### PROBLEM STATEMENT
Identify the lines that contain the string "reproducción", then copy each of them.

### INFORMATION SUPPLIED
--- start ---

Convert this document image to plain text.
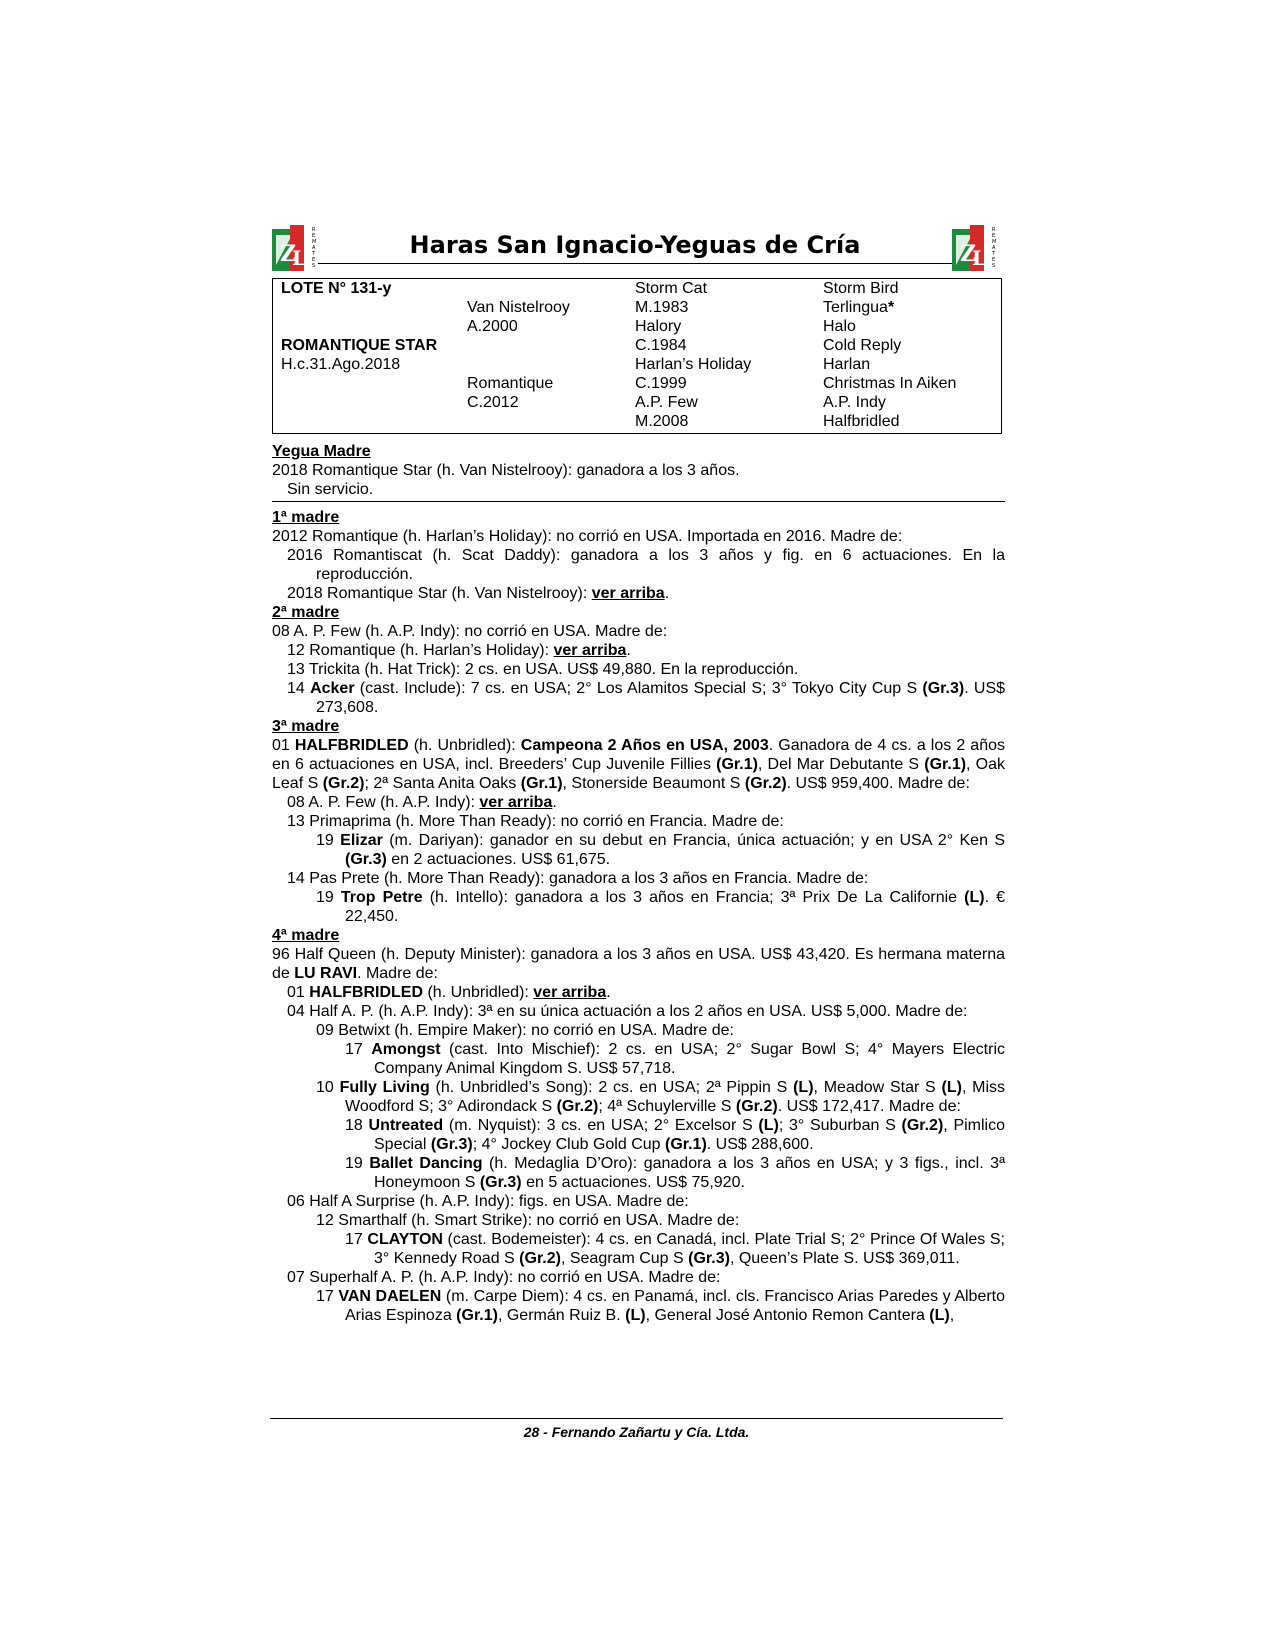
Z
L
R
E
M
A
T
E
S
Haras San Ignacio-Yeguas de Cría	Z
L
R
E
M
A
T
E
S
LOTE N° 131-y
ROMANTIQUE STAR
H.c.31.Ago.2018
Van Nistelrooy
A.2000
Romantique
C.2012
Storm Cat
M.1983
Halory
C.1984
Harlan’s Holiday
C.1999
A.P. Few
M.2008
Storm Bird
Terlingua*
Halo
Cold Reply
Harlan
Christmas In Aiken
A.P. Indy
Halfbridled
Yegua Madre
2018 Romantique Star (h. Van Nistelrooy): ganadora a los 3 años.
Sin servicio.
1ª madre
2012 Romantique (h. Harlan’s Holiday): no corrió en USA. Importada en 2016. Madre de:
2016 Romantiscat (h. Scat Daddy): ganadora a los 3 años y fig. en 6 actuaciones. En la reproducción.
2018 Romantique Star (h. Van Nistelrooy): ver arriba.
2ª madre
08 A. P. Few (h. A.P. Indy): no corrió en USA. Madre de:
12 Romantique (h. Harlan’s Holiday): ver arriba.
13 Trickita (h. Hat Trick): 2 cs. en USA. US$ 49,880. En la reproducción.
14 Acker (cast. Include): 7 cs. en USA; 2° Los Alamitos Special S; 3° Tokyo City Cup S (Gr.3). US$ 273,608.
3ª madre
01 HALFBRIDLED (h. Unbridled): Campeona 2 Años en USA, 2003. Ganadora de 4 cs. a los 2 años en 6 actuaciones en USA, incl. Breeders’ Cup Juvenile Fillies (Gr.1), Del Mar Debutante S (Gr.1), Oak Leaf S (Gr.2); 2ª Santa Anita Oaks (Gr.1), Stonerside Beaumont S (Gr.2). US$ 959,400. Madre de:
08 A. P. Few (h. A.P. Indy): ver arriba.
13 Primaprima (h. More Than Ready): no corrió en Francia. Madre de:
19 Elizar (m. Dariyan): ganador en su debut en Francia, única actuación; y en USA 2° Ken S (Gr.3) en 2 actuaciones. US$ 61,675.
14 Pas Prete (h. More Than Ready): ganadora a los 3 años en Francia. Madre de:
19 Trop Petre (h. Intello): ganadora a los 3 años en Francia; 3ª Prix De La Californie (L). € 22,450.
4ª madre
96 Half Queen (h. Deputy Minister): ganadora a los 3 años en USA. US$ 43,420. Es hermana materna de LU RAVI. Madre de:
01 HALFBRIDLED (h. Unbridled): ver arriba.
04 Half A. P. (h. A.P. Indy): 3ª en su única actuación a los 2 años en USA. US$ 5,000. Madre de:
09 Betwixt (h. Empire Maker): no corrió en USA. Madre de:
17 Amongst (cast. Into Mischief): 2 cs. en USA; 2° Sugar Bowl S; 4° Mayers Electric Company Animal Kingdom S. US$ 57,718.
10 Fully Living (h. Unbridled’s Song): 2 cs. en USA; 2ª Pippin S (L), Meadow Star S (L), Miss Woodford S; 3° Adirondack S (Gr.2); 4ª Schuylerville S (Gr.2). US$ 172,417. Madre de:
18 Untreated (m. Nyquist): 3 cs. en USA; 2° Excelsor S (L); 3° Suburban S (Gr.2), Pimlico Special (Gr.3); 4° Jockey Club Gold Cup (Gr.1). US$ 288,600.
19 Ballet Dancing (h. Medaglia D’Oro): ganadora a los 3 años en USA; y 3 figs., incl. 3ª Honeymoon S (Gr.3) en 5 actuaciones. US$ 75,920.
06 Half A Surprise (h. A.P. Indy): figs. en USA. Madre de:
12 Smarthalf (h. Smart Strike): no corrió en USA. Madre de:
17 CLAYTON (cast. Bodemeister): 4 cs. en Canadá, incl. Plate Trial S; 2° Prince Of Wales S; 3° Kennedy Road S (Gr.2), Seagram Cup S (Gr.3), Queen’s Plate S. US$ 369,011.
07 Superhalf A. P. (h. A.P. Indy): no corrió en USA. Madre de:
17 VAN DAELEN (m. Carpe Diem): 4 cs. en Panamá, incl. cls. Francisco Arias Paredes y Alberto Arias Espinoza (Gr.1), Germán Ruiz B. (L), General José Antonio Remon Cantera (L),
28 - Fernando Zañartu y Cía. Ltda.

--- end ---

### COMPLETED TASK
2016 Romantiscat (h. Scat Daddy): ganadora a los 3 años y fig. en 6 actuaciones. En la reproducción.
13 Trickita (h. Hat Trick): 2 cs. en USA. US$ 49,880. En la reproducción.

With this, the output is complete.